Using the data below, gather each line that includes the word "Output".

Figure dataset records
◇ ◇ ◇ ◇ ◇ ◇ ◇

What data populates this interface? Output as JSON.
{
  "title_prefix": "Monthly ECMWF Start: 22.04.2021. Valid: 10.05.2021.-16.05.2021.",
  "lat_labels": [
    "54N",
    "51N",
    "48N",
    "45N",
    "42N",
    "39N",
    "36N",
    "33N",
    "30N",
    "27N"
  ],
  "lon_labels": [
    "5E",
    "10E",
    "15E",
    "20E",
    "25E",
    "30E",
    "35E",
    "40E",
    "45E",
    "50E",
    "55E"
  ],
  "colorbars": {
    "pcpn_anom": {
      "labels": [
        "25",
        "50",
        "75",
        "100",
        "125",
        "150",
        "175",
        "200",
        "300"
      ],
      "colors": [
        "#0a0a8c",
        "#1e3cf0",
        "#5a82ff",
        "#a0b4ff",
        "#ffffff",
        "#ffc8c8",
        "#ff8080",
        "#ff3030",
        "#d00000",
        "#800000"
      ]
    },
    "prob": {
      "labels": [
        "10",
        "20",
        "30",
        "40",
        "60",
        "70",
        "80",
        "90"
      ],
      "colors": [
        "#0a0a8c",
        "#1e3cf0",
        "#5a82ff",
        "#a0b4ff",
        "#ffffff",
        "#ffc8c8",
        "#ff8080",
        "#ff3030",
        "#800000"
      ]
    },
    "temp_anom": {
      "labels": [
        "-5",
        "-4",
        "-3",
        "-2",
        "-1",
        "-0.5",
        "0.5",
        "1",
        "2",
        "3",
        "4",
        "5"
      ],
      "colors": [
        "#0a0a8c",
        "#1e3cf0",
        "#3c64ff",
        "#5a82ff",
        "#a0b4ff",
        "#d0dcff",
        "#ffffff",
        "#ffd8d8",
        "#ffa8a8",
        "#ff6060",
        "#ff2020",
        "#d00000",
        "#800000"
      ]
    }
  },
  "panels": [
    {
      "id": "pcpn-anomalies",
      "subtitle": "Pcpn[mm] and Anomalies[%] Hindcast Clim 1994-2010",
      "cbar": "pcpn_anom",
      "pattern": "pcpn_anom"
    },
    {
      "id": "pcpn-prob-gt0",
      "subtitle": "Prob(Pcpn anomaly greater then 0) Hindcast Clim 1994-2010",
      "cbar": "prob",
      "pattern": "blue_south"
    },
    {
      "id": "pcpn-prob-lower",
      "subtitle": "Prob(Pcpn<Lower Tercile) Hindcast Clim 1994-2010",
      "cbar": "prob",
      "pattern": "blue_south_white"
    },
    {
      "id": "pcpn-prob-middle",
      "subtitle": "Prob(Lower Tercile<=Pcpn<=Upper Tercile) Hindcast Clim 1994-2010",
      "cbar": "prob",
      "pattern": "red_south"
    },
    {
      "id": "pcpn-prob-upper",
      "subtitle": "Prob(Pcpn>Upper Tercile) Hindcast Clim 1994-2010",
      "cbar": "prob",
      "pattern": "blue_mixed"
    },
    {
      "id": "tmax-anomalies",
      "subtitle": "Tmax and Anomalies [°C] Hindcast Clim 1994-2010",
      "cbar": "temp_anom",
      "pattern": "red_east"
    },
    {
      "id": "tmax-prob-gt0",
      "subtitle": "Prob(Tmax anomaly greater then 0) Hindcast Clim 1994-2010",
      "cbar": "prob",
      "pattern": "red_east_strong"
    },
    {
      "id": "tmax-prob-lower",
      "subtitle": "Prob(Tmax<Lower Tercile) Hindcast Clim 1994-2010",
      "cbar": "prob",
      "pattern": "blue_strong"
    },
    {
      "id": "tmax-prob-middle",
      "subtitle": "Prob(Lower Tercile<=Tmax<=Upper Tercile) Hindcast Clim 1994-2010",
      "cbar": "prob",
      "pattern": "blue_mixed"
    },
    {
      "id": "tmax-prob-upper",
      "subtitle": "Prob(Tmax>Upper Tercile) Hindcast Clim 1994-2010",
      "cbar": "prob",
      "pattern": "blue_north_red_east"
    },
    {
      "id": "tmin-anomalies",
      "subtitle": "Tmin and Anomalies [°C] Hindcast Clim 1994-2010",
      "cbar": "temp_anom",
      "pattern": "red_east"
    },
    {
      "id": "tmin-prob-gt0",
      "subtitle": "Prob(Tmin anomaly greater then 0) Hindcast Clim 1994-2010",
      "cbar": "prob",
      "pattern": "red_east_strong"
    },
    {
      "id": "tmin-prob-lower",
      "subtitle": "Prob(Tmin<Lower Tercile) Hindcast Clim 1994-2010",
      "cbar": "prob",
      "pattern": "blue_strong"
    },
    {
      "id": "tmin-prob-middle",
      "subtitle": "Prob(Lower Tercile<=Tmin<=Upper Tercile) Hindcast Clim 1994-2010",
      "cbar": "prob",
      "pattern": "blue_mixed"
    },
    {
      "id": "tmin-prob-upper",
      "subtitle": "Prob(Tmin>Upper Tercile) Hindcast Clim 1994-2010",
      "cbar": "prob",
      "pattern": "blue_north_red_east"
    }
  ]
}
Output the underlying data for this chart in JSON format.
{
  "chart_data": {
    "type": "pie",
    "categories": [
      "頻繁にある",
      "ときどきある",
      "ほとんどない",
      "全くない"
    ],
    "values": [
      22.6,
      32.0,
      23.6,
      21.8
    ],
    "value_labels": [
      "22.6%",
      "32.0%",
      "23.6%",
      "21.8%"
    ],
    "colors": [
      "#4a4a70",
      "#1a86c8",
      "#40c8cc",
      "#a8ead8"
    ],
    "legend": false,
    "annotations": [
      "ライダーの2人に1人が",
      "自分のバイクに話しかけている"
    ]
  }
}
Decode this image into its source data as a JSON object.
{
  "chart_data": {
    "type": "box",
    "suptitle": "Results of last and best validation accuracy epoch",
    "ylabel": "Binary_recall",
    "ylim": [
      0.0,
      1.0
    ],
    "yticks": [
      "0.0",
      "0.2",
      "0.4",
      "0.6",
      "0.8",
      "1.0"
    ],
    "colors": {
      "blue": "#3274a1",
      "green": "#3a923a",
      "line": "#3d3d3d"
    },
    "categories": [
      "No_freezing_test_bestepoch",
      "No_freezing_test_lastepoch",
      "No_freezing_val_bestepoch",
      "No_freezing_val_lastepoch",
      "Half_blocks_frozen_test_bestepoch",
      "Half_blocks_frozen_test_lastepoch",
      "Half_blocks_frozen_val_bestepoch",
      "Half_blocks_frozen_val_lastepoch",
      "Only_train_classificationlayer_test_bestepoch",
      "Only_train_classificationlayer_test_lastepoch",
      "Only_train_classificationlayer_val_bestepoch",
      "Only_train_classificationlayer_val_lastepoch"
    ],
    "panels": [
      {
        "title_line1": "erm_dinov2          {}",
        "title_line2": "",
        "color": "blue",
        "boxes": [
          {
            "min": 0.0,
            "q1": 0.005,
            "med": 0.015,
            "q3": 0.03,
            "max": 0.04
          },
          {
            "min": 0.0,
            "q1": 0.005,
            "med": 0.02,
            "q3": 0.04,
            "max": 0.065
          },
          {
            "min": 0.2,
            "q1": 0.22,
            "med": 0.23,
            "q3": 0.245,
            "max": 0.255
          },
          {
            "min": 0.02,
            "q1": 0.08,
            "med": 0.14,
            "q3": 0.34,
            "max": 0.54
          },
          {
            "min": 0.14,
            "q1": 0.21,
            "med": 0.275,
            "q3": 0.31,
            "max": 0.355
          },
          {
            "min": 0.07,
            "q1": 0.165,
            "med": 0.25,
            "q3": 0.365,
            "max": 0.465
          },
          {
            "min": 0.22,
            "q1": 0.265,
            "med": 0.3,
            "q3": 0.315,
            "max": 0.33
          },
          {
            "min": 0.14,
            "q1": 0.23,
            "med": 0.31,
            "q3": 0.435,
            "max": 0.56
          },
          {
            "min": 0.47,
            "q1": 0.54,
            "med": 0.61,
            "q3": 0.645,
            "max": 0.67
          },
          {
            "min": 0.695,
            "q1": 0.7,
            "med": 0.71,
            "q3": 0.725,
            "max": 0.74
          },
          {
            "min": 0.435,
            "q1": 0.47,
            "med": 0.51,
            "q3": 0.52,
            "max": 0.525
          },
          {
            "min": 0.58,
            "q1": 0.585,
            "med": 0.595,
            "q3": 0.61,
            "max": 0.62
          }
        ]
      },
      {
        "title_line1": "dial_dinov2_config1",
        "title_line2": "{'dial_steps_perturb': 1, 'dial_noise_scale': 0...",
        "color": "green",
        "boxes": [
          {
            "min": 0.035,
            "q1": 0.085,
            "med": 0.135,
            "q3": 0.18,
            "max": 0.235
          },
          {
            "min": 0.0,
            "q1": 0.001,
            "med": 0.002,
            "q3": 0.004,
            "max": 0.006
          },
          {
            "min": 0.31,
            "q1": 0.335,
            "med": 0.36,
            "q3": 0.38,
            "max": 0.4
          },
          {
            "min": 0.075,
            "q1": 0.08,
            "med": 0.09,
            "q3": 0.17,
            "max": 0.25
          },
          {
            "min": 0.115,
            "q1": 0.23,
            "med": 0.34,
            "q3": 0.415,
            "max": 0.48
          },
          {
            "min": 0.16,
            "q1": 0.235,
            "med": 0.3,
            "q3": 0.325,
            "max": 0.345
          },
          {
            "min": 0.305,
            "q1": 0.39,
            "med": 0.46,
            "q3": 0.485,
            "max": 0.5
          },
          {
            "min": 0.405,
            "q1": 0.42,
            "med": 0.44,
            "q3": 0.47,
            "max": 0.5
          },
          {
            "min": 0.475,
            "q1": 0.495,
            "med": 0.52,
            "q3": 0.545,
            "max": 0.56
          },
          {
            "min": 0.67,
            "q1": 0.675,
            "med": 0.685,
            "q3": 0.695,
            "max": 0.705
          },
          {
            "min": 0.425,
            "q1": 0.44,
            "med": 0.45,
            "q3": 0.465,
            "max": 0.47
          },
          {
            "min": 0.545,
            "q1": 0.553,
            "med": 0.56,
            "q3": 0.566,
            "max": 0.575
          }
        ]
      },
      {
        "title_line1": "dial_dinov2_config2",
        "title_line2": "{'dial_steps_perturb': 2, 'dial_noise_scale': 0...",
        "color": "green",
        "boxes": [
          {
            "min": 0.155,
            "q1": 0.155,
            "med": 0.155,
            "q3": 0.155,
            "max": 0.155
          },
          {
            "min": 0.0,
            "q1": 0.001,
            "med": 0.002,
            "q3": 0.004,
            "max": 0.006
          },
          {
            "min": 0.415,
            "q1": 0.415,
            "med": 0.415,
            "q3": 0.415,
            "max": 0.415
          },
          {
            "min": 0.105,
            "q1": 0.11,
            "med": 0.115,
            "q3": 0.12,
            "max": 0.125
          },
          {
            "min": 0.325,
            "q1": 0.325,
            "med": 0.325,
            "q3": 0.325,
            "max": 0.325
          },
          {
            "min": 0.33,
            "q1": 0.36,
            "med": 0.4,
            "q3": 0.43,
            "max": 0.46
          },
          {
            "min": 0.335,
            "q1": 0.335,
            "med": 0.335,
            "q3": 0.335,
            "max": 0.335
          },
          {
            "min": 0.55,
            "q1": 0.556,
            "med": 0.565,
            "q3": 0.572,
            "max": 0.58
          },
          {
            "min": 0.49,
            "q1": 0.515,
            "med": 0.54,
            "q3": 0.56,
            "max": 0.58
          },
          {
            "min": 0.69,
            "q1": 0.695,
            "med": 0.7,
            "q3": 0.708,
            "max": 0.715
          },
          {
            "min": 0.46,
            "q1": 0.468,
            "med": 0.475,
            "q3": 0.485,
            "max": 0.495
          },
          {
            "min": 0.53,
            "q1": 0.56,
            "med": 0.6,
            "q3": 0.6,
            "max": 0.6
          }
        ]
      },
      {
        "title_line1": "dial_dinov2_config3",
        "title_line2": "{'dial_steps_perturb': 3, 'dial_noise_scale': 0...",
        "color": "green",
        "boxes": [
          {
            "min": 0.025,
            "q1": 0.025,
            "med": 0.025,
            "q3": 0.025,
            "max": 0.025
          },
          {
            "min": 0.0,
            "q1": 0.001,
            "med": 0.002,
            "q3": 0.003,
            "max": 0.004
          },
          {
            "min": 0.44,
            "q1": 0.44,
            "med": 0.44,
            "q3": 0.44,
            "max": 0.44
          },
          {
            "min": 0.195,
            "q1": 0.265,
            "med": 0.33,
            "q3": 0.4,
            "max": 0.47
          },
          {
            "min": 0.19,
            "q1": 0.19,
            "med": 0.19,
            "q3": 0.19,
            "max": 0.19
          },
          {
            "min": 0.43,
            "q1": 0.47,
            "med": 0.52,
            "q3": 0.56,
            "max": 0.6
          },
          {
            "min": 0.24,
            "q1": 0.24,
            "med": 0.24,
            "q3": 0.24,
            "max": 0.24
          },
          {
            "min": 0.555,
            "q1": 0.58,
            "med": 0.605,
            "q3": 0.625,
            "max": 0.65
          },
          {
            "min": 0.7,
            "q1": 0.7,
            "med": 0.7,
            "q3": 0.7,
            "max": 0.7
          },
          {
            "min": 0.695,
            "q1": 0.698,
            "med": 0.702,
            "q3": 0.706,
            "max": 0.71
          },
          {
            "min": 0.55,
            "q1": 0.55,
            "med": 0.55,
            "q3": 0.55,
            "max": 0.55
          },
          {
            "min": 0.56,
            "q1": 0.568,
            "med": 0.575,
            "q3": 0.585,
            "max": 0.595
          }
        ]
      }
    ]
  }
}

◇ ◇ ◇ ◇ ◇ ◇ ◇

THE RESULT:
What data populates this interface? Output as JSON.
Output the underlying data for this chart in JSON format.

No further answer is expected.